### Request
From the listing below, extract each entry exactly as written, minus the images.

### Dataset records

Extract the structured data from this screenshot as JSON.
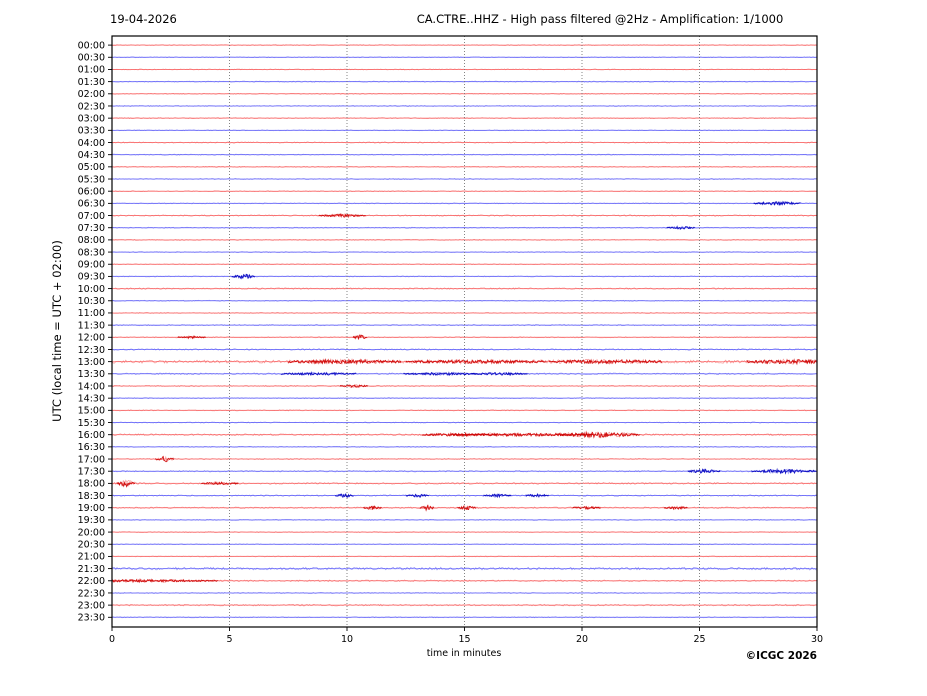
{
  "footer": {
    "copyright": "©ICGC 2026"
  },
  "chart_data": {
    "type": "line",
    "subtype": "helicorder-seismogram",
    "date": "19-04-2026",
    "title": "CA.CTRE..HHZ - High pass filtered @2Hz - Amplification: 1/1000",
    "ylabel": "UTC (local time = UTC + 02:00)",
    "xlabel": "time in minutes",
    "xlim": [
      0,
      30
    ],
    "xticks": [
      0,
      5,
      10,
      15,
      20,
      25,
      30
    ],
    "grid_minutes": [
      5,
      10,
      15,
      20,
      25
    ],
    "grid_on": true,
    "row_interval_minutes": 30,
    "colors": {
      "red_light": "#ff9999",
      "red_noise": "#ee3333",
      "red_event": "#cc0000",
      "blue_light": "#9999ff",
      "blue_noise": "#3333ee",
      "blue_event": "#0000bb",
      "grid": "#777777",
      "axis": "#000000",
      "background": "#ffffff"
    },
    "rows": [
      {
        "time": "00:00",
        "color": "red",
        "noise": 0.45,
        "events": []
      },
      {
        "time": "00:30",
        "color": "blue",
        "noise": 0.45,
        "events": []
      },
      {
        "time": "01:00",
        "color": "red",
        "noise": 0.5,
        "events": []
      },
      {
        "time": "01:30",
        "color": "blue",
        "noise": 0.55,
        "events": []
      },
      {
        "time": "02:00",
        "color": "red",
        "noise": 0.5,
        "events": []
      },
      {
        "time": "02:30",
        "color": "blue",
        "noise": 0.5,
        "events": []
      },
      {
        "time": "03:00",
        "color": "red",
        "noise": 0.5,
        "events": []
      },
      {
        "time": "03:30",
        "color": "blue",
        "noise": 0.45,
        "events": []
      },
      {
        "time": "04:00",
        "color": "red",
        "noise": 0.65,
        "events": []
      },
      {
        "time": "04:30",
        "color": "blue",
        "noise": 0.55,
        "events": []
      },
      {
        "time": "05:00",
        "color": "red",
        "noise": 0.5,
        "events": []
      },
      {
        "time": "05:30",
        "color": "blue",
        "noise": 0.5,
        "events": []
      },
      {
        "time": "06:00",
        "color": "red",
        "noise": 0.45,
        "events": []
      },
      {
        "time": "06:30",
        "color": "blue",
        "noise": 0.5,
        "events": [
          [
            28.3,
            0.5,
            1.1
          ]
        ]
      },
      {
        "time": "07:00",
        "color": "red",
        "noise": 0.7,
        "events": [
          [
            9.8,
            0.5,
            0.7
          ]
        ]
      },
      {
        "time": "07:30",
        "color": "blue",
        "noise": 0.55,
        "events": [
          [
            24.2,
            0.3,
            0.7
          ]
        ]
      },
      {
        "time": "08:00",
        "color": "red",
        "noise": 0.5,
        "events": []
      },
      {
        "time": "08:30",
        "color": "blue",
        "noise": 0.45,
        "events": []
      },
      {
        "time": "09:00",
        "color": "red",
        "noise": 0.45,
        "events": []
      },
      {
        "time": "09:30",
        "color": "blue",
        "noise": 0.5,
        "events": [
          [
            5.6,
            0.25,
            1.3
          ]
        ]
      },
      {
        "time": "10:00",
        "color": "red",
        "noise": 0.75,
        "events": []
      },
      {
        "time": "10:30",
        "color": "blue",
        "noise": 0.5,
        "events": []
      },
      {
        "time": "11:00",
        "color": "red",
        "noise": 0.5,
        "events": []
      },
      {
        "time": "11:30",
        "color": "blue",
        "noise": 0.6,
        "events": []
      },
      {
        "time": "12:00",
        "color": "red",
        "noise": 0.55,
        "events": [
          [
            3.4,
            0.3,
            0.5
          ],
          [
            10.55,
            0.15,
            1.2
          ]
        ]
      },
      {
        "time": "12:30",
        "color": "blue",
        "noise": 0.8,
        "events": []
      },
      {
        "time": "13:00",
        "color": "red",
        "noise": 1.5,
        "events": [
          [
            9.9,
            1.2,
            0.8
          ],
          [
            15.5,
            1.5,
            0.5
          ],
          [
            21.0,
            1.2,
            0.7
          ],
          [
            29.0,
            1.0,
            0.8
          ]
        ]
      },
      {
        "time": "13:30",
        "color": "blue",
        "noise": 0.85,
        "events": [
          [
            8.8,
            0.8,
            0.5
          ],
          [
            14.0,
            0.8,
            0.5
          ],
          [
            16.5,
            0.6,
            0.5
          ]
        ]
      },
      {
        "time": "14:00",
        "color": "red",
        "noise": 0.6,
        "events": [
          [
            10.3,
            0.3,
            0.7
          ]
        ]
      },
      {
        "time": "14:30",
        "color": "blue",
        "noise": 0.5,
        "events": []
      },
      {
        "time": "15:00",
        "color": "red",
        "noise": 0.55,
        "events": []
      },
      {
        "time": "15:30",
        "color": "blue",
        "noise": 0.55,
        "events": []
      },
      {
        "time": "16:00",
        "color": "red",
        "noise": 0.9,
        "events": [
          [
            14.8,
            0.8,
            0.6
          ],
          [
            17.5,
            1.5,
            0.6
          ],
          [
            20.7,
            0.9,
            1.4
          ]
        ]
      },
      {
        "time": "16:30",
        "color": "blue",
        "noise": 0.5,
        "events": []
      },
      {
        "time": "17:00",
        "color": "red",
        "noise": 0.6,
        "events": [
          [
            2.25,
            0.2,
            1.5
          ]
        ]
      },
      {
        "time": "17:30",
        "color": "blue",
        "noise": 0.7,
        "events": [
          [
            25.2,
            0.35,
            1.0
          ],
          [
            28.6,
            0.7,
            1.1
          ]
        ]
      },
      {
        "time": "18:00",
        "color": "red",
        "noise": 0.85,
        "events": [
          [
            0.6,
            0.2,
            1.7
          ],
          [
            4.6,
            0.4,
            0.5
          ]
        ]
      },
      {
        "time": "18:30",
        "color": "blue",
        "noise": 0.75,
        "events": [
          [
            9.9,
            0.2,
            1.0
          ],
          [
            13.0,
            0.25,
            0.8
          ],
          [
            16.4,
            0.3,
            0.7
          ],
          [
            18.1,
            0.25,
            0.7
          ]
        ]
      },
      {
        "time": "19:00",
        "color": "red",
        "noise": 0.75,
        "events": [
          [
            11.1,
            0.2,
            0.9
          ],
          [
            13.4,
            0.15,
            1.3
          ],
          [
            15.1,
            0.2,
            1.0
          ],
          [
            20.2,
            0.3,
            0.6
          ],
          [
            24.0,
            0.25,
            0.6
          ]
        ]
      },
      {
        "time": "19:30",
        "color": "blue",
        "noise": 0.5,
        "events": []
      },
      {
        "time": "20:00",
        "color": "red",
        "noise": 0.45,
        "events": []
      },
      {
        "time": "20:30",
        "color": "blue",
        "noise": 0.45,
        "events": []
      },
      {
        "time": "21:00",
        "color": "red",
        "noise": 0.45,
        "events": []
      },
      {
        "time": "21:30",
        "color": "blue",
        "noise": 1.3,
        "events": []
      },
      {
        "time": "22:00",
        "color": "red",
        "noise": 0.8,
        "events": [
          [
            1.5,
            1.5,
            0.5
          ]
        ]
      },
      {
        "time": "22:30",
        "color": "blue",
        "noise": 0.5,
        "events": []
      },
      {
        "time": "23:00",
        "color": "red",
        "noise": 0.8,
        "events": []
      },
      {
        "time": "23:30",
        "color": "blue",
        "noise": 0.5,
        "events": []
      }
    ]
  }
}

### Exercise result
Extract the structured data from this screenshot as JSON.
{
  "footer": {
    "copyright": "©ICGC 2026"
  },
  "chart_data": {
    "type": "line",
    "subtype": "helicorder-seismogram",
    "date": "19-04-2026",
    "title": "CA.CTRE..HHZ - High pass filtered @2Hz - Amplification: 1/1000",
    "ylabel": "UTC (local time = UTC + 02:00)",
    "xlabel": "time in minutes",
    "xlim": [
      0,
      30
    ],
    "xticks": [
      0,
      5,
      10,
      15,
      20,
      25,
      30
    ],
    "grid_minutes": [
      5,
      10,
      15,
      20,
      25
    ],
    "grid_on": true,
    "row_interval_minutes": 30,
    "colors": {
      "red_light": "#ff9999",
      "red_noise": "#ee3333",
      "red_event": "#cc0000",
      "blue_light": "#9999ff",
      "blue_noise": "#3333ee",
      "blue_event": "#0000bb",
      "grid": "#777777",
      "axis": "#000000",
      "background": "#ffffff"
    },
    "rows": [
      {
        "time": "00:00",
        "color": "red",
        "noise": 0.45,
        "events": []
      },
      {
        "time": "00:30",
        "color": "blue",
        "noise": 0.45,
        "events": []
      },
      {
        "time": "01:00",
        "color": "red",
        "noise": 0.5,
        "events": []
      },
      {
        "time": "01:30",
        "color": "blue",
        "noise": 0.55,
        "events": []
      },
      {
        "time": "02:00",
        "color": "red",
        "noise": 0.5,
        "events": []
      },
      {
        "time": "02:30",
        "color": "blue",
        "noise": 0.5,
        "events": []
      },
      {
        "time": "03:00",
        "color": "red",
        "noise": 0.5,
        "events": []
      },
      {
        "time": "03:30",
        "color": "blue",
        "noise": 0.45,
        "events": []
      },
      {
        "time": "04:00",
        "color": "red",
        "noise": 0.65,
        "events": []
      },
      {
        "time": "04:30",
        "color": "blue",
        "noise": 0.55,
        "events": []
      },
      {
        "time": "05:00",
        "color": "red",
        "noise": 0.5,
        "events": []
      },
      {
        "time": "05:30",
        "color": "blue",
        "noise": 0.5,
        "events": []
      },
      {
        "time": "06:00",
        "color": "red",
        "noise": 0.45,
        "events": []
      },
      {
        "time": "06:30",
        "color": "blue",
        "noise": 0.5,
        "events": [
          [
            28.3,
            0.5,
            1.1
          ]
        ]
      },
      {
        "time": "07:00",
        "color": "red",
        "noise": 0.7,
        "events": [
          [
            9.8,
            0.5,
            0.7
          ]
        ]
      },
      {
        "time": "07:30",
        "color": "blue",
        "noise": 0.55,
        "events": [
          [
            24.2,
            0.3,
            0.7
          ]
        ]
      },
      {
        "time": "08:00",
        "color": "red",
        "noise": 0.5,
        "events": []
      },
      {
        "time": "08:30",
        "color": "blue",
        "noise": 0.45,
        "events": []
      },
      {
        "time": "09:00",
        "color": "red",
        "noise": 0.45,
        "events": []
      },
      {
        "time": "09:30",
        "color": "blue",
        "noise": 0.5,
        "events": [
          [
            5.6,
            0.25,
            1.3
          ]
        ]
      },
      {
        "time": "10:00",
        "color": "red",
        "noise": 0.75,
        "events": []
      },
      {
        "time": "10:30",
        "color": "blue",
        "noise": 0.5,
        "events": []
      },
      {
        "time": "11:00",
        "color": "red",
        "noise": 0.5,
        "events": []
      },
      {
        "time": "11:30",
        "color": "blue",
        "noise": 0.6,
        "events": []
      },
      {
        "time": "12:00",
        "color": "red",
        "noise": 0.55,
        "events": [
          [
            3.4,
            0.3,
            0.5
          ],
          [
            10.55,
            0.15,
            1.2
          ]
        ]
      },
      {
        "time": "12:30",
        "color": "blue",
        "noise": 0.8,
        "events": []
      },
      {
        "time": "13:00",
        "color": "red",
        "noise": 1.5,
        "events": [
          [
            9.9,
            1.2,
            0.8
          ],
          [
            15.5,
            1.5,
            0.5
          ],
          [
            21.0,
            1.2,
            0.7
          ],
          [
            29.0,
            1.0,
            0.8
          ]
        ]
      },
      {
        "time": "13:30",
        "color": "blue",
        "noise": 0.85,
        "events": [
          [
            8.8,
            0.8,
            0.5
          ],
          [
            14.0,
            0.8,
            0.5
          ],
          [
            16.5,
            0.6,
            0.5
          ]
        ]
      },
      {
        "time": "14:00",
        "color": "red",
        "noise": 0.6,
        "events": [
          [
            10.3,
            0.3,
            0.7
          ]
        ]
      },
      {
        "time": "14:30",
        "color": "blue",
        "noise": 0.5,
        "events": []
      },
      {
        "time": "15:00",
        "color": "red",
        "noise": 0.55,
        "events": []
      },
      {
        "time": "15:30",
        "color": "blue",
        "noise": 0.55,
        "events": []
      },
      {
        "time": "16:00",
        "color": "red",
        "noise": 0.9,
        "events": [
          [
            14.8,
            0.8,
            0.6
          ],
          [
            17.5,
            1.5,
            0.6
          ],
          [
            20.7,
            0.9,
            1.4
          ]
        ]
      },
      {
        "time": "16:30",
        "color": "blue",
        "noise": 0.5,
        "events": []
      },
      {
        "time": "17:00",
        "color": "red",
        "noise": 0.6,
        "events": [
          [
            2.25,
            0.2,
            1.5
          ]
        ]
      },
      {
        "time": "17:30",
        "color": "blue",
        "noise": 0.7,
        "events": [
          [
            25.2,
            0.35,
            1.0
          ],
          [
            28.6,
            0.7,
            1.1
          ]
        ]
      },
      {
        "time": "18:00",
        "color": "red",
        "noise": 0.85,
        "events": [
          [
            0.6,
            0.2,
            1.7
          ],
          [
            4.6,
            0.4,
            0.5
          ]
        ]
      },
      {
        "time": "18:30",
        "color": "blue",
        "noise": 0.75,
        "events": [
          [
            9.9,
            0.2,
            1.0
          ],
          [
            13.0,
            0.25,
            0.8
          ],
          [
            16.4,
            0.3,
            0.7
          ],
          [
            18.1,
            0.25,
            0.7
          ]
        ]
      },
      {
        "time": "19:00",
        "color": "red",
        "noise": 0.75,
        "events": [
          [
            11.1,
            0.2,
            0.9
          ],
          [
            13.4,
            0.15,
            1.3
          ],
          [
            15.1,
            0.2,
            1.0
          ],
          [
            20.2,
            0.3,
            0.6
          ],
          [
            24.0,
            0.25,
            0.6
          ]
        ]
      },
      {
        "time": "19:30",
        "color": "blue",
        "noise": 0.5,
        "events": []
      },
      {
        "time": "20:00",
        "color": "red",
        "noise": 0.45,
        "events": []
      },
      {
        "time": "20:30",
        "color": "blue",
        "noise": 0.45,
        "events": []
      },
      {
        "time": "21:00",
        "color": "red",
        "noise": 0.45,
        "events": []
      },
      {
        "time": "21:30",
        "color": "blue",
        "noise": 1.3,
        "events": []
      },
      {
        "time": "22:00",
        "color": "red",
        "noise": 0.8,
        "events": [
          [
            1.5,
            1.5,
            0.5
          ]
        ]
      },
      {
        "time": "22:30",
        "color": "blue",
        "noise": 0.5,
        "events": []
      },
      {
        "time": "23:00",
        "color": "red",
        "noise": 0.8,
        "events": []
      },
      {
        "time": "23:30",
        "color": "blue",
        "noise": 0.5,
        "events": []
      }
    ]
  }
}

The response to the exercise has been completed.